### What you are asked to do:
Reproduce the lines from the very first one through the line containing "noise-blob [114,42,121,52]", substituting "noise-spot" for every "noise-blob" and changing nothing else.

### Material supplied:

—————

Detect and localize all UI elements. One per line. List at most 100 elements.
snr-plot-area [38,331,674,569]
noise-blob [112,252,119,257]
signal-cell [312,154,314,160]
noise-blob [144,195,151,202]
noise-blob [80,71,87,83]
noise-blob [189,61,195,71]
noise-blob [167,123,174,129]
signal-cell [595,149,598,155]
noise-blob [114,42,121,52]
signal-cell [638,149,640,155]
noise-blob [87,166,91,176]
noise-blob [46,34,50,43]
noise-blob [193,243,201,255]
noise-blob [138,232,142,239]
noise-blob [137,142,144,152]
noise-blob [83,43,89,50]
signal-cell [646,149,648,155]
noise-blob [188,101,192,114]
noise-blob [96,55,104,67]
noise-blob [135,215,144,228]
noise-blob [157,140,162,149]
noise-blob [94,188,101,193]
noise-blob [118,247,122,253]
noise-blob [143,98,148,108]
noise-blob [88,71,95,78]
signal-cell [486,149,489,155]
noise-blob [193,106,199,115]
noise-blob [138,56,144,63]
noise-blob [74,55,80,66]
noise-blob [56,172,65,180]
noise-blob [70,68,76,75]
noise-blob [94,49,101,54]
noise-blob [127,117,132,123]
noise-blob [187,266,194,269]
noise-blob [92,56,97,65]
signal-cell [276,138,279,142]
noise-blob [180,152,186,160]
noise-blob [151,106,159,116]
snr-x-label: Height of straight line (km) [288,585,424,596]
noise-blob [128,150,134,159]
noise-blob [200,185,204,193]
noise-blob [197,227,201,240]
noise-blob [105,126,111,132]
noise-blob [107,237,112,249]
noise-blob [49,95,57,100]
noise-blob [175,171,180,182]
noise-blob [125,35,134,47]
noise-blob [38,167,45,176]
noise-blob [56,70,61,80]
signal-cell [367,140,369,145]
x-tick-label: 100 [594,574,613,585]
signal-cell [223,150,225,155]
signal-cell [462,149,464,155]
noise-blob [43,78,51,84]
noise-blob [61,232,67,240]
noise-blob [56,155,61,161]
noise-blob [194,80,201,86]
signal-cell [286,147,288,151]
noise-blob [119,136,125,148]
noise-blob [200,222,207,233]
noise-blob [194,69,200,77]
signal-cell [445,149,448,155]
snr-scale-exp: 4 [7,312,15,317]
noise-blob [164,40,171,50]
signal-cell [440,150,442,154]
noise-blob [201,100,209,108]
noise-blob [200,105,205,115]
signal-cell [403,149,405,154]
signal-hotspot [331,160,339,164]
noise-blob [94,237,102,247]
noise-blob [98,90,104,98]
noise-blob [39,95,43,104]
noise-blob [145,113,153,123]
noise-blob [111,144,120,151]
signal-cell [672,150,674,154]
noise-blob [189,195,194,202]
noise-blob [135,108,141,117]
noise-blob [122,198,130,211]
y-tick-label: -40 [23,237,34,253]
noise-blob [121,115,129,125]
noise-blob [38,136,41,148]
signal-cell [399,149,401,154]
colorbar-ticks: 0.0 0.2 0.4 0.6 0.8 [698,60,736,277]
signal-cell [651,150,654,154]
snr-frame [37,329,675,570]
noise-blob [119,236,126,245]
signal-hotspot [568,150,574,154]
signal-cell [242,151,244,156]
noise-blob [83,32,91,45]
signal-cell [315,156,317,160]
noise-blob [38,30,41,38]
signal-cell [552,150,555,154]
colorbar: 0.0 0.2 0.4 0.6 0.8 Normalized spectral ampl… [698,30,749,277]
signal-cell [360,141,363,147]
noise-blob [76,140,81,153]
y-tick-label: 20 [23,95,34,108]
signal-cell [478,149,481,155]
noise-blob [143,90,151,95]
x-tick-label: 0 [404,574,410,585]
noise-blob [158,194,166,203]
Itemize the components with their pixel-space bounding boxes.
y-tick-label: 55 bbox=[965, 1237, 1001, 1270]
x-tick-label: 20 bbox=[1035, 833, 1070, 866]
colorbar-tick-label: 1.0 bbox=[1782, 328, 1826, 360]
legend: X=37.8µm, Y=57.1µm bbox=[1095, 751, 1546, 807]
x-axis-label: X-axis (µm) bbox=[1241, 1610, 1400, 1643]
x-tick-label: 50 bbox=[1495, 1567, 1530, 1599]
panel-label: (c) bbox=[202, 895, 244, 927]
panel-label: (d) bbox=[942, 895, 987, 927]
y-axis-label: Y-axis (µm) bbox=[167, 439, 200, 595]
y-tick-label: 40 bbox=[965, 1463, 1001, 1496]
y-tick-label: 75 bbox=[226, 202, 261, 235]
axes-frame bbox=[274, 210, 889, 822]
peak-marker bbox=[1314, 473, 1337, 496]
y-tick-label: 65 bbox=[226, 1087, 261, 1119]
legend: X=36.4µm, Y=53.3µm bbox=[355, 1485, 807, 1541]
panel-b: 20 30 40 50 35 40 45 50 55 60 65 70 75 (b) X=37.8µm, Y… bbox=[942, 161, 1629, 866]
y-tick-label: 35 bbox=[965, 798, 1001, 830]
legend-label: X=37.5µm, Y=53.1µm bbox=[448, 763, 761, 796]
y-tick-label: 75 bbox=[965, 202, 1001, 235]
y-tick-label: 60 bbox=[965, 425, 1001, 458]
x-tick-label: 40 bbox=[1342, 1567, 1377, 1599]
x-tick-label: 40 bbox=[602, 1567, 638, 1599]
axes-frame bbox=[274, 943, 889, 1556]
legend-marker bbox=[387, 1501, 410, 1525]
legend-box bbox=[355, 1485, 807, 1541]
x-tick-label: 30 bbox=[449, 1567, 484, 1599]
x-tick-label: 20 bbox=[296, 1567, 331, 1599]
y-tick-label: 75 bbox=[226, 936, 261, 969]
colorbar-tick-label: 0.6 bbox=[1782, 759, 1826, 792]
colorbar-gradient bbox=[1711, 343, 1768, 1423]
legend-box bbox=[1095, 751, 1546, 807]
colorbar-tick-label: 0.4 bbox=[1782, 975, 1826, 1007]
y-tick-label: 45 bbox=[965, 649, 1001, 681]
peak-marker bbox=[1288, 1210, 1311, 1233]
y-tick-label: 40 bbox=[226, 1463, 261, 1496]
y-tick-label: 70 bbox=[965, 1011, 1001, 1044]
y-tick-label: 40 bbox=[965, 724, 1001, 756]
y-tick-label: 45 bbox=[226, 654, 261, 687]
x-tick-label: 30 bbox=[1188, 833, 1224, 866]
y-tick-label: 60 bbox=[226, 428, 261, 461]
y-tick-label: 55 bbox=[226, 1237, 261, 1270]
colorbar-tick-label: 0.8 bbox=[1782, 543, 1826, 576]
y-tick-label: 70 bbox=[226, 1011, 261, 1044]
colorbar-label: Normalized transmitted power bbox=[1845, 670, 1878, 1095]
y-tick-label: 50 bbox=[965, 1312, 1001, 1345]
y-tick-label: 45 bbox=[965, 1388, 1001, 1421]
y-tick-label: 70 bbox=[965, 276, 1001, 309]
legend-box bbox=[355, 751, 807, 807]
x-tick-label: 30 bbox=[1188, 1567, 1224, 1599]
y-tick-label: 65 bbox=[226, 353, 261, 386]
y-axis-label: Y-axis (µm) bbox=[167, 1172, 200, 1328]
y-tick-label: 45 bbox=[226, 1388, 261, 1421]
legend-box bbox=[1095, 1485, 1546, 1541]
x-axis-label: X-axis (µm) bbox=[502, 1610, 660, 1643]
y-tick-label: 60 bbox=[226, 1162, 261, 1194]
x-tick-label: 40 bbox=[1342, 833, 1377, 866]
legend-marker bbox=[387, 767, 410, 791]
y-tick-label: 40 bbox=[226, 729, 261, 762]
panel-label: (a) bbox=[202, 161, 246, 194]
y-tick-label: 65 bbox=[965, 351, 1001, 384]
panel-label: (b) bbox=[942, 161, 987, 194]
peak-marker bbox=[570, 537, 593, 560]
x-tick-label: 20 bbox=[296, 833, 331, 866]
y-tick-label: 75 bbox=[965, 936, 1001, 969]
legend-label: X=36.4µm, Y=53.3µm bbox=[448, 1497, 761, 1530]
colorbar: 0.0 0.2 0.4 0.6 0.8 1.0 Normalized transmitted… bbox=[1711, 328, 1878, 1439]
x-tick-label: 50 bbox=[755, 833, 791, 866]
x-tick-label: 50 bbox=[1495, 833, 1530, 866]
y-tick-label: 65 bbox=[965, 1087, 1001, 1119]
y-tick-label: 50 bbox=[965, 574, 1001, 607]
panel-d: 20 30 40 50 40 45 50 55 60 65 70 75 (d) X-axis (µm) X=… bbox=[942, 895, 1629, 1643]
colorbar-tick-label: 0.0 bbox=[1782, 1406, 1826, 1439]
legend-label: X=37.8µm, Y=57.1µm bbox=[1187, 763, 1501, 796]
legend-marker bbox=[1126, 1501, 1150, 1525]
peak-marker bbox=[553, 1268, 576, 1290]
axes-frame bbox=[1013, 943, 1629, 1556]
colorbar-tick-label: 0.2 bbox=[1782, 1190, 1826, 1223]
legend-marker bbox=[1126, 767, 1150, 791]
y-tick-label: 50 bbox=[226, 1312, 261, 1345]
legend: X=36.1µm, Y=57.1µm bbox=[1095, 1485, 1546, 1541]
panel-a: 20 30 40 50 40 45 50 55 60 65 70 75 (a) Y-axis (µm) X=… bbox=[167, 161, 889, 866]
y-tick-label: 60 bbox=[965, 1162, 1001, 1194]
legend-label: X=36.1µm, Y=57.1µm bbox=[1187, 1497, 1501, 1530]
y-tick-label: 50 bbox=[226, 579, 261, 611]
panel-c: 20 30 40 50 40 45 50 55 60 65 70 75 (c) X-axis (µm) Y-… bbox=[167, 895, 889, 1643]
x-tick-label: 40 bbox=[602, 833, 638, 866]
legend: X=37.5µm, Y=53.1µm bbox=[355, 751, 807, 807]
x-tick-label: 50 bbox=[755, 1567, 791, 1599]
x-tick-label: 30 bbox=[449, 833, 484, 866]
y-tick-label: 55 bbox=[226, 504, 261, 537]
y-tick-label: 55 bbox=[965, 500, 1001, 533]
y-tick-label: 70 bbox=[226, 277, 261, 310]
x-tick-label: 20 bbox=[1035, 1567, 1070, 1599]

—————

### Answer for the task:
Detect and localize all UI elements. One per line. List at most 100 elements.
snr-plot-area [38,331,674,569]
noise-spot [112,252,119,257]
signal-cell [312,154,314,160]
noise-spot [144,195,151,202]
noise-spot [80,71,87,83]
noise-spot [189,61,195,71]
noise-spot [167,123,174,129]
signal-cell [595,149,598,155]
noise-spot [114,42,121,52]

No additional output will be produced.